Exercise brief
Write out all the entries word for word, but skip any images.

**** Extracted entries ****

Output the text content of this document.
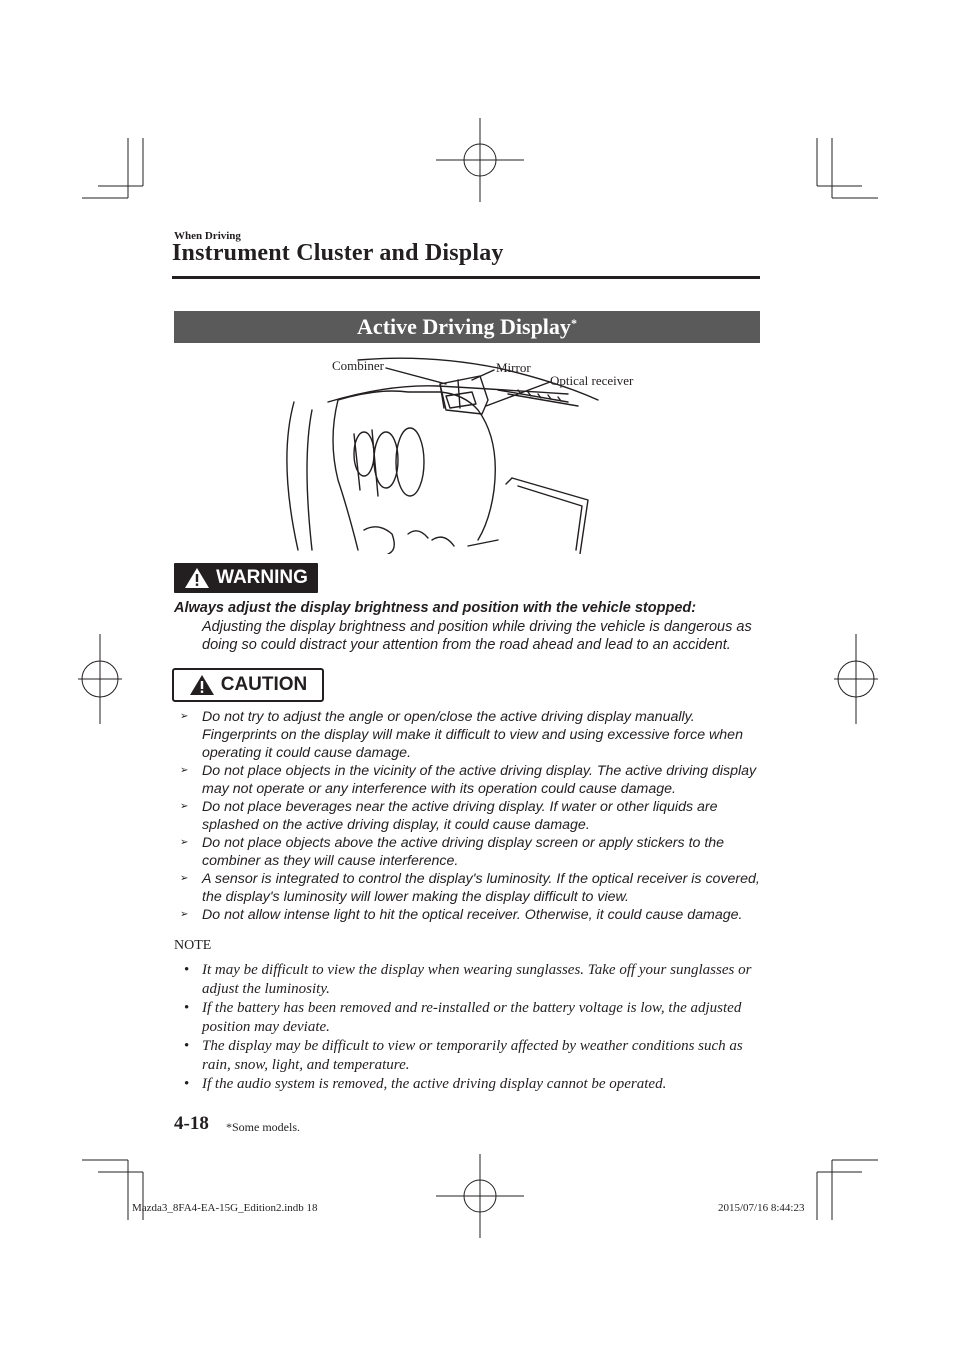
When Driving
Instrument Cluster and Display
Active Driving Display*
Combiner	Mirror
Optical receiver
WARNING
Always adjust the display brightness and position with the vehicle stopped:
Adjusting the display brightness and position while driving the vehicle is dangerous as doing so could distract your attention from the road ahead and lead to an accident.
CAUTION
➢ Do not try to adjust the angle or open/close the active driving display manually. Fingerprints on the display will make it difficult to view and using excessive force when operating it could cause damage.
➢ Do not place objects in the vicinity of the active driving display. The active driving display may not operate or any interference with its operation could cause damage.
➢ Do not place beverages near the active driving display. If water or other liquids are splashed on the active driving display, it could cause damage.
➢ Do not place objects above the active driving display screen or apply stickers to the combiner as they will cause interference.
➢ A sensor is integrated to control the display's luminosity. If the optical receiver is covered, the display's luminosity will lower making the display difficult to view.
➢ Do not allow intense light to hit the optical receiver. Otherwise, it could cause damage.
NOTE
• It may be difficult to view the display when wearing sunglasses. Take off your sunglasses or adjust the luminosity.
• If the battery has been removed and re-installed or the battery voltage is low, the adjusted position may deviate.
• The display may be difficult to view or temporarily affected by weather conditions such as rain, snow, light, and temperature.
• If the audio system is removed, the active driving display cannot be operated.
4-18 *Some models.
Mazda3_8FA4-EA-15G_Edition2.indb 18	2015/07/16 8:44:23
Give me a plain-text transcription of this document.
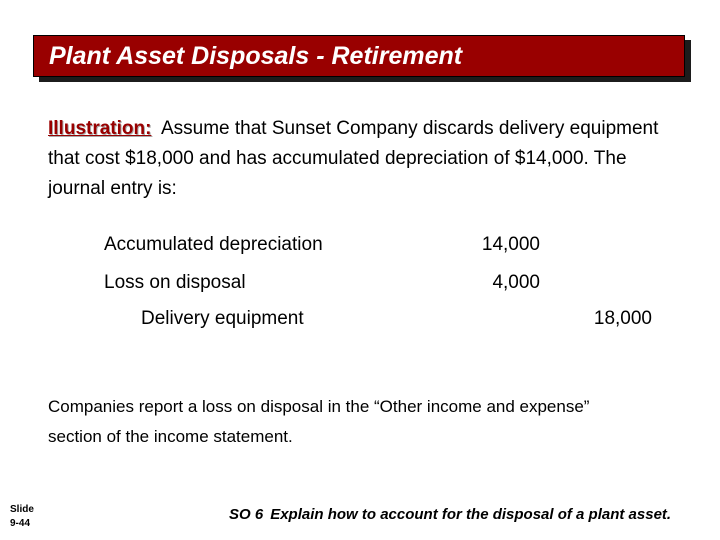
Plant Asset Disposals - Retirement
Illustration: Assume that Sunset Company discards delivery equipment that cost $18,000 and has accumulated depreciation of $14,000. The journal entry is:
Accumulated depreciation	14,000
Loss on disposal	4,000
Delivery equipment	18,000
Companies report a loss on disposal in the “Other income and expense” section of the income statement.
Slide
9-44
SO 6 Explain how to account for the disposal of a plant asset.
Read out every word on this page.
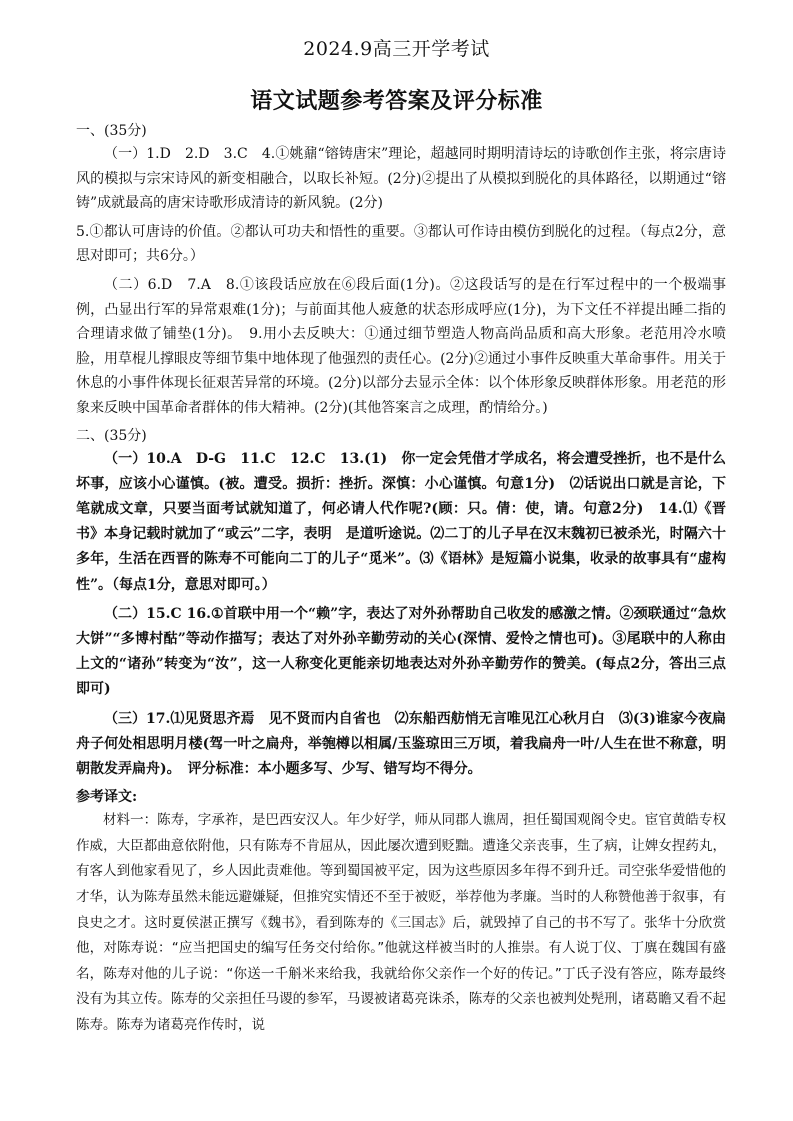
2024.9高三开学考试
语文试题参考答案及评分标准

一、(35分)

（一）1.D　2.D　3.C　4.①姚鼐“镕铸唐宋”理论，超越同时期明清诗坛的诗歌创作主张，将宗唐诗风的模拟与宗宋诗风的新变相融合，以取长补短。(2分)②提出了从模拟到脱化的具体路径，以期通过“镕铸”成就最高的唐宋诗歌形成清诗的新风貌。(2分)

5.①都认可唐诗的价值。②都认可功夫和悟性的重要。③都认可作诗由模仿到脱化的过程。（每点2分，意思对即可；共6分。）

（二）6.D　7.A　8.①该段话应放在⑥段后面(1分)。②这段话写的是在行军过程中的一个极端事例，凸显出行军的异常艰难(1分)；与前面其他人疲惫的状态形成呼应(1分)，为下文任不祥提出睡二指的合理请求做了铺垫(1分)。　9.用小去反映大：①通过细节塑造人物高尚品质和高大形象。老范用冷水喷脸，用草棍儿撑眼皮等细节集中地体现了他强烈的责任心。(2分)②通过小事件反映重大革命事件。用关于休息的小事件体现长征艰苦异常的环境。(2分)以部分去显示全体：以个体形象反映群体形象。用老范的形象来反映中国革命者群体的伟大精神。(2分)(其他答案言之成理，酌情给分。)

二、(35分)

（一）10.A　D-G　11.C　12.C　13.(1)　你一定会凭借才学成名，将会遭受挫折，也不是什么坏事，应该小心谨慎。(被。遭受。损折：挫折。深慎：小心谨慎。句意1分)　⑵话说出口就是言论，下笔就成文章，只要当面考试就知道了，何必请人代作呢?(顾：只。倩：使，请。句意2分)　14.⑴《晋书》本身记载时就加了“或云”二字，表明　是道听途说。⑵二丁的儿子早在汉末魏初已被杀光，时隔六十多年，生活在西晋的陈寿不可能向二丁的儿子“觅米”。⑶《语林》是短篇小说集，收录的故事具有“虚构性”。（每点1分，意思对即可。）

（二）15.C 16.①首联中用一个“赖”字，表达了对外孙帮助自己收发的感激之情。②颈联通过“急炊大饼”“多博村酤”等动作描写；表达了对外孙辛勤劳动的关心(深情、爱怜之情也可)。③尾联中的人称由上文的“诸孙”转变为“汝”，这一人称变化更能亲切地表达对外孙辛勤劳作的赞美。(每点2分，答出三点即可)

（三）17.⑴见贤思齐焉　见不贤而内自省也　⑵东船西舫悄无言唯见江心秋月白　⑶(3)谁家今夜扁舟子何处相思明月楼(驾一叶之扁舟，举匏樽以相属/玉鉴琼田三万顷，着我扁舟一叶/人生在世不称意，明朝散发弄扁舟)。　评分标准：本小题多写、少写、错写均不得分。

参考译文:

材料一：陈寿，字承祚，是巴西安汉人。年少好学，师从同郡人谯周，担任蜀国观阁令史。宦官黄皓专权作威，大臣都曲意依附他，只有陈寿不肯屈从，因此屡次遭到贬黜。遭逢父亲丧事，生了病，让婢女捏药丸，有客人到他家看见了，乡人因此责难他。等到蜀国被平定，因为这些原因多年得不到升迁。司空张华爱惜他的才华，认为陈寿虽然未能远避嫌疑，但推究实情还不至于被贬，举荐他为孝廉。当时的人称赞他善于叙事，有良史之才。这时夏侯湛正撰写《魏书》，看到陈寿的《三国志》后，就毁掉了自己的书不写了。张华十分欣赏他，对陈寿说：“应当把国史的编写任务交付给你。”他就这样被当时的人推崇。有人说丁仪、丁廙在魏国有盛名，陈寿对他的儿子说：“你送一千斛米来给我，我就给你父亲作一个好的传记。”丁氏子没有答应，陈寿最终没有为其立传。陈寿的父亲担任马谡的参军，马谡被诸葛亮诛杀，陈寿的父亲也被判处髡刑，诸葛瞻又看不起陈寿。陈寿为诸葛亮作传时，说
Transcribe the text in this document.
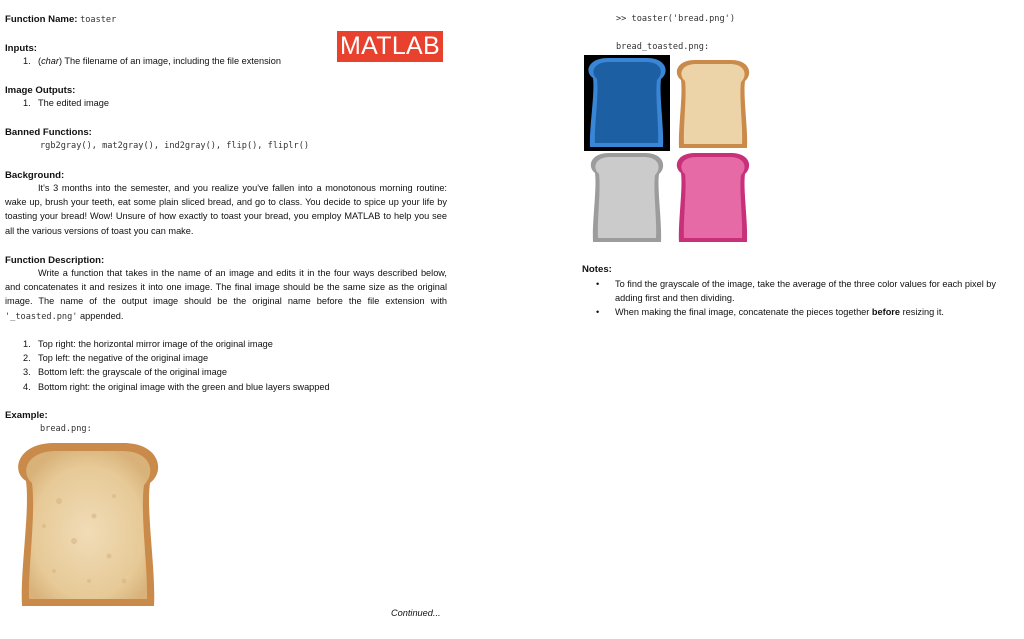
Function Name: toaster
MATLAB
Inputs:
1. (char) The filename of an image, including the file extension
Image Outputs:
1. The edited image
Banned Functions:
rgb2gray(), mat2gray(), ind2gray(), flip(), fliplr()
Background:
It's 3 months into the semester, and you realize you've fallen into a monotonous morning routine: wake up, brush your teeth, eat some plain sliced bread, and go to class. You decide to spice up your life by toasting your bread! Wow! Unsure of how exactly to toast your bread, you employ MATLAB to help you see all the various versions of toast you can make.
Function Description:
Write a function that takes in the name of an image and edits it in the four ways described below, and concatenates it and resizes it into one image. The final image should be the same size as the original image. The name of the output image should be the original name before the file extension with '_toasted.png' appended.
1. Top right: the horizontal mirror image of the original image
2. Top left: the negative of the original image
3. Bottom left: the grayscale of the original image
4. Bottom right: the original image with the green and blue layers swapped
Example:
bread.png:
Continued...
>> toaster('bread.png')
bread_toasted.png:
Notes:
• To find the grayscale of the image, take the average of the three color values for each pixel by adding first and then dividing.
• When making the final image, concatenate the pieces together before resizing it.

****

Exercise solution
Output the text content of this document.
When Driving
Instrument Cluster and Display
Active Driving Display*
Combiner	Mirror
Optical receiver
WARNING
Always adjust the display brightness and position with the vehicle stopped:
Adjusting the display brightness and position while driving the vehicle is dangerous as doing so could distract your attention from the road ahead and lead to an accident.
CAUTION
➢ Do not try to adjust the angle or open/close the active driving display manually. Fingerprints on the display will make it difficult to view and using excessive force when operating it could cause damage.
➢ Do not place objects in the vicinity of the active driving display. The active driving display may not operate or any interference with its operation could cause damage.
➢ Do not place beverages near the active driving display. If water or other liquids are splashed on the active driving display, it could cause damage.
➢ Do not place objects above the active driving display screen or apply stickers to the combiner as they will cause interference.
➢ A sensor is integrated to control the display's luminosity. If the optical receiver is covered, the display's luminosity will lower making the display difficult to view.
➢ Do not allow intense light to hit the optical receiver. Otherwise, it could cause damage.
NOTE
• It may be difficult to view the display when wearing sunglasses. Take off your sunglasses or adjust the luminosity.
• If the battery has been removed and re-installed or the battery voltage is low, the adjusted position may deviate.
• The display may be difficult to view or temporarily affected by weather conditions such as rain, snow, light, and temperature.
• If the audio system is removed, the active driving display cannot be operated.
4-18 *Some models.
Mazda3_8FA4-EA-15G_Edition2.indb 18	2015/07/16 8:44:23
Give me a plain-text transcription of this document.
Plant Asset Disposals - Retirement
Illustration: Assume that Sunset Company discards delivery equipment that cost $18,000 and has accumulated depreciation of $14,000. The journal entry is:
Accumulated depreciation	14,000
Loss on disposal	4,000
Delivery equipment	18,000
Companies report a loss on disposal in the “Other income and expense” section of the income statement.
Slide
9-44
SO 6 Explain how to account for the disposal of a plant asset.
Read out every word on this page.
2024.9高三开学考试
语文试题参考答案及评分标准

一、(35分)

（一）1.D　2.D　3.C　4.①姚鼐“镕铸唐宋”理论，超越同时期明清诗坛的诗歌创作主张，将宗唐诗风的模拟与宗宋诗风的新变相融合，以取长补短。(2分)②提出了从模拟到脱化的具体路径，以期通过“镕铸”成就最高的唐宋诗歌形成清诗的新风貌。(2分)

5.①都认可唐诗的价值。②都认可功夫和悟性的重要。③都认可作诗由模仿到脱化的过程。（每点2分，意思对即可；共6分。）

（二）6.D　7.A　8.①该段话应放在⑥段后面(1分)。②这段话写的是在行军过程中的一个极端事例，凸显出行军的异常艰难(1分)；与前面其他人疲惫的状态形成呼应(1分)，为下文任不祥提出睡二指的合理请求做了铺垫(1分)。　9.用小去反映大：①通过细节塑造人物高尚品质和高大形象。老范用冷水喷脸，用草棍儿撑眼皮等细节集中地体现了他强烈的责任心。(2分)②通过小事件反映重大革命事件。用关于休息的小事件体现长征艰苦异常的环境。(2分)以部分去显示全体：以个体形象反映群体形象。用老范的形象来反映中国革命者群体的伟大精神。(2分)(其他答案言之成理，酌情给分。)

二、(35分)

（一）10.A　D-G　11.C　12.C　13.(1)　你一定会凭借才学成名，将会遭受挫折，也不是什么坏事，应该小心谨慎。(被。遭受。损折：挫折。深慎：小心谨慎。句意1分)　⑵话说出口就是言论，下笔就成文章，只要当面考试就知道了，何必请人代作呢?(顾：只。倩：使，请。句意2分)　14.⑴《晋书》本身记载时就加了“或云”二字，表明　是道听途说。⑵二丁的儿子早在汉末魏初已被杀光，时隔六十多年，生活在西晋的陈寿不可能向二丁的儿子“觅米”。⑶《语林》是短篇小说集，收录的故事具有“虚构性”。（每点1分，意思对即可。）

（二）15.C 16.①首联中用一个“赖”字，表达了对外孙帮助自己收发的感激之情。②颈联通过“急炊大饼”“多博村酤”等动作描写；表达了对外孙辛勤劳动的关心(深情、爱怜之情也可)。③尾联中的人称由上文的“诸孙”转变为“汝”，这一人称变化更能亲切地表达对外孙辛勤劳作的赞美。(每点2分，答出三点即可)

（三）17.⑴见贤思齐焉　见不贤而内自省也　⑵东船西舫悄无言唯见江心秋月白　⑶(3)谁家今夜扁舟子何处相思明月楼(驾一叶之扁舟，举匏樽以相属/玉鉴琼田三万顷，着我扁舟一叶/人生在世不称意，明朝散发弄扁舟)。　评分标准：本小题多写、少写、错写均不得分。

参考译文:

材料一：陈寿，字承祚，是巴西安汉人。年少好学，师从同郡人谯周，担任蜀国观阁令史。宦官黄皓专权作威，大臣都曲意依附他，只有陈寿不肯屈从，因此屡次遭到贬黜。遭逢父亲丧事，生了病，让婢女捏药丸，有客人到他家看见了，乡人因此责难他。等到蜀国被平定，因为这些原因多年得不到升迁。司空张华爱惜他的才华，认为陈寿虽然未能远避嫌疑，但推究实情还不至于被贬，举荐他为孝廉。当时的人称赞他善于叙事，有良史之才。这时夏侯湛正撰写《魏书》，看到陈寿的《三国志》后，就毁掉了自己的书不写了。张华十分欣赏他，对陈寿说：“应当把国史的编写任务交付给你。”他就这样被当时的人推崇。有人说丁仪、丁廙在魏国有盛名，陈寿对他的儿子说：“你送一千斛米来给我，我就给你父亲作一个好的传记。”丁氏子没有答应，陈寿最终没有为其立传。陈寿的父亲担任马谡的参军，马谡被诸葛亮诛杀，陈寿的父亲也被判处髡刑，诸葛瞻又看不起陈寿。陈寿为诸葛亮作传时，说
Transcribe the text in this document.
Function Name: toaster
MATLAB
Inputs:
1. (char) The filename of an image, including the file extension
Image Outputs:
1. The edited image
Banned Functions:
rgb2gray(), mat2gray(), ind2gray(), flip(), fliplr()
Background:
It's 3 months into the semester, and you realize you've fallen into a monotonous morning routine: wake up, brush your teeth, eat some plain sliced bread, and go to class. You decide to spice up your life by toasting your bread! Wow! Unsure of how exactly to toast your bread, you employ MATLAB to help you see all the various versions of toast you can make.
Function Description:
Write a function that takes in the name of an image and edits it in the four ways described below, and concatenates it and resizes it into one image. The final image should be the same size as the original image. The name of the output image should be the original name before the file extension with '_toasted.png' appended.
1. Top right: the horizontal mirror image of the original image
2. Top left: the negative of the original image
3. Bottom left: the grayscale of the original image
4. Bottom right: the original image with the green and blue layers swapped
Example:
bread.png:
Continued...
>> toaster('bread.png')
bread_toasted.png:
Notes:
• To find the grayscale of the image, take the average of the three color values for each pixel by adding first and then dividing.
• When making the final image, concatenate the pieces together before resizing it.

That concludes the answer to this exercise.